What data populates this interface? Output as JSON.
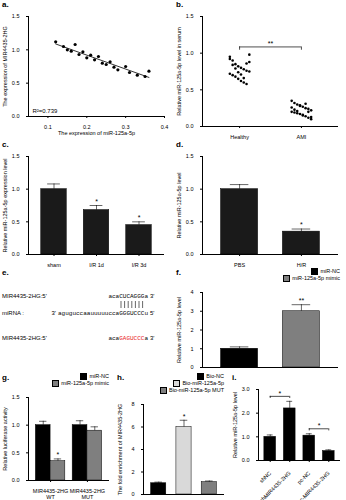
{
  "chart_data": [
    {
      "panel": "a.",
      "type": "scatter",
      "color": "#000000",
      "x": [
        0.12,
        0.14,
        0.15,
        0.16,
        0.17,
        0.18,
        0.19,
        0.2,
        0.21,
        0.22,
        0.23,
        0.24,
        0.25,
        0.26,
        0.27,
        0.28,
        0.3,
        0.31,
        0.33,
        0.35,
        0.36
      ],
      "y": [
        1.12,
        1.05,
        1.0,
        0.98,
        1.08,
        0.93,
        0.97,
        0.88,
        0.92,
        0.85,
        0.9,
        0.8,
        0.78,
        0.82,
        0.74,
        0.7,
        0.75,
        0.66,
        0.62,
        0.6,
        0.68
      ],
      "xlabel": "The expression of miR-125a-5p",
      "ylabel": "The expression of MIR4435-2HG",
      "xlim": [
        0.05,
        0.4
      ],
      "xticks": [
        0.1,
        0.2,
        0.3,
        0.4
      ],
      "ylim": [
        0,
        1.5
      ],
      "yticks": [
        {
          "value": 0,
          "label": "0.0"
        },
        0.5,
        {
          "value": 1,
          "label": "1.0"
        },
        1.5
      ],
      "annotations": [
        {
          "text": "R²=0.739"
        }
      ]
    },
    {
      "panel": "b.",
      "type": "strip",
      "color": "#000000",
      "categories": [
        "Healthy",
        "AMI"
      ],
      "values": [
        [
          0.95,
          0.9,
          0.85,
          0.82,
          0.8,
          0.78,
          0.76,
          0.75,
          0.72,
          0.7,
          0.68,
          0.65,
          0.62,
          0.6,
          0.58,
          0.88,
          0.92,
          0.84,
          0.79,
          0.74,
          0.71,
          0.66,
          0.86,
          0.98
        ],
        [
          0.35,
          0.32,
          0.3,
          0.28,
          0.27,
          0.25,
          0.24,
          0.22,
          0.2,
          0.19,
          0.18,
          0.17,
          0.15,
          0.14,
          0.12,
          0.1,
          0.26,
          0.23,
          0.21,
          0.29,
          0.16,
          0.31,
          0.2,
          0.13
        ]
      ],
      "ylabel": "Relative miR-125a-5p level in serum",
      "ylim": [
        0,
        1.5
      ],
      "yticks": [
        {
          "value": 0,
          "label": "0.0"
        },
        0.5,
        {
          "value": 1,
          "label": "1.0"
        },
        1.5
      ],
      "annotations": [
        {
          "categories": [
            "Healthy",
            "AMI"
          ],
          "text": "**"
        }
      ]
    },
    {
      "panel": "c.",
      "type": "bar",
      "color": "#1a1a1a",
      "categories": [
        "sham",
        "I/R 1d",
        "I/R 3d"
      ],
      "values": [
        1.0,
        0.68,
        0.45
      ],
      "errors": [
        0.08,
        0.07,
        0.05
      ],
      "ylabel": "Relative miR-125a-5p expression level",
      "ylim": [
        0,
        1.5
      ],
      "yticks": [
        {
          "value": 0,
          "label": "0.0"
        },
        0.5,
        {
          "value": 1,
          "label": "1.0"
        },
        1.5
      ],
      "annotations": [
        {
          "category": "I/R 1d",
          "text": "*"
        },
        {
          "category": "I/R 3d",
          "text": "*"
        }
      ]
    },
    {
      "panel": "d.",
      "type": "bar",
      "color": "#1a1a1a",
      "categories": [
        "PBS",
        "H/R"
      ],
      "values": [
        1.0,
        0.35
      ],
      "errors": [
        0.07,
        0.04
      ],
      "ylabel": "Relative miR-125a-5p level",
      "ylim": [
        0,
        1.5
      ],
      "yticks": [
        {
          "value": 0,
          "label": "0.0"
        },
        0.5,
        {
          "value": 1,
          "label": "1.0"
        },
        1.5
      ],
      "annotations": [
        {
          "category": "H/R",
          "text": "*"
        }
      ]
    },
    {
      "panel": "e.",
      "type": "diagram",
      "rows": [
        {
          "label": "MIR4435-2HG:5'",
          "segments": [
            {
              "text": "acaCUCAGGGa"
            }
          ],
          "end": "3'"
        },
        {
          "label": "miRNA :",
          "start": "3'",
          "segments": [
            {
              "text": "aguguccaauuuuuccaGGGUCCCu"
            }
          ],
          "end": "5'"
        },
        {
          "label": "MIR4435-2HG:5'",
          "segments": [
            {
              "text": "aca"
            },
            {
              "text": "GAGUCCC",
              "color": "#e8201c"
            },
            {
              "text": "a"
            }
          ],
          "end": "3'"
        }
      ]
    },
    {
      "panel": "f.",
      "type": "bar",
      "colors": [
        "#000000",
        "#7f7f7f"
      ],
      "categories": [
        "miR-NC",
        "miR-125a-5p mimic"
      ],
      "values": [
        1.0,
        3.0
      ],
      "errors": [
        0.1,
        0.35
      ],
      "legend": "top-right",
      "tick_labels": "y",
      "ylabel": "Relative miR-125a-5p level",
      "ylim": [
        0,
        4
      ],
      "yticks": [
        0,
        1,
        2,
        3,
        4
      ],
      "annotations": [
        {
          "category": "miR-125a-5p mimic",
          "text": "**"
        }
      ]
    },
    {
      "panel": "g.",
      "type": "bar",
      "categories": [
        "MIR4435-2HG WT",
        "MIR4435-2HG MUT"
      ],
      "series": [
        {
          "name": "miR-NC",
          "color": "#000000",
          "values": [
            1.0,
            1.0
          ],
          "errors": [
            0.07,
            0.08
          ]
        },
        {
          "name": "miR-125a-5p mimic",
          "color": "#7f7f7f",
          "values": [
            0.35,
            0.9
          ],
          "errors": [
            0.04,
            0.07
          ]
        }
      ],
      "legend": "top-right",
      "ylabel": "Relative luciferase activity",
      "ylim": [
        0,
        1.5
      ],
      "yticks": [
        {
          "value": 0,
          "label": "0.0"
        },
        0.5,
        {
          "value": 1,
          "label": "1.0"
        },
        1.5
      ],
      "annotations": [
        {
          "category": "MIR4435-2HG WT",
          "series": "miR-125a-5p mimic",
          "text": "*"
        }
      ]
    },
    {
      "panel": "h.",
      "type": "bar",
      "colors": [
        "#000000",
        "#d9d9d9",
        "#7f7f7f"
      ],
      "categories": [
        "Bio-NC",
        "Bio-miR-125a-5p",
        "Bio-miR-125a-5p MUT"
      ],
      "values": [
        1.0,
        6.0,
        1.1
      ],
      "errors": [
        0.1,
        0.6,
        0.1
      ],
      "legend": "top-right",
      "tick_labels": "y",
      "ylabel": "The fold enrichment of MIR4435-2HG",
      "ylim": [
        0,
        8
      ],
      "yticks": [
        0,
        2,
        4,
        6,
        8
      ],
      "annotations": [
        {
          "category": "Bio-miR-125a-5p",
          "text": "*"
        }
      ]
    },
    {
      "panel": "i.",
      "type": "bar",
      "color": "#000000",
      "categories": [
        "shNC",
        "shMIR4435-2HG",
        "pc-NC",
        "pc-MIR4435-2HG"
      ],
      "values": [
        1.0,
        2.2,
        1.05,
        0.4
      ],
      "errors": [
        0.08,
        0.3,
        0.08,
        0.05
      ],
      "ylabel": "Relative miR-125a-5p level",
      "ylim": [
        0,
        3
      ],
      "yticks": [
        {
          "value": 0,
          "label": "0.0"
        },
        {
          "value": 1,
          "label": "1.0"
        },
        {
          "value": 2,
          "label": "2.0"
        },
        {
          "value": 3,
          "label": "3.0"
        }
      ],
      "annotations": [
        {
          "categories": [
            "shNC",
            "shMIR4435-2HG"
          ],
          "text": "*"
        },
        {
          "categories": [
            "pc-NC",
            "pc-MIR4435-2HG"
          ],
          "text": "*"
        }
      ]
    }
  ]
}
--
• [Stated exercise]
Find all lines with "panel" in them and copy each one.

• [Solution to this problem]
      "panel": "a.",
      "panel": "b.",
      "panel": "c.",
      "panel": "d.",
      "panel": "e.",
      "panel": "f.",
      "panel": "g.",
      "panel": "h.",
      "panel": "i.",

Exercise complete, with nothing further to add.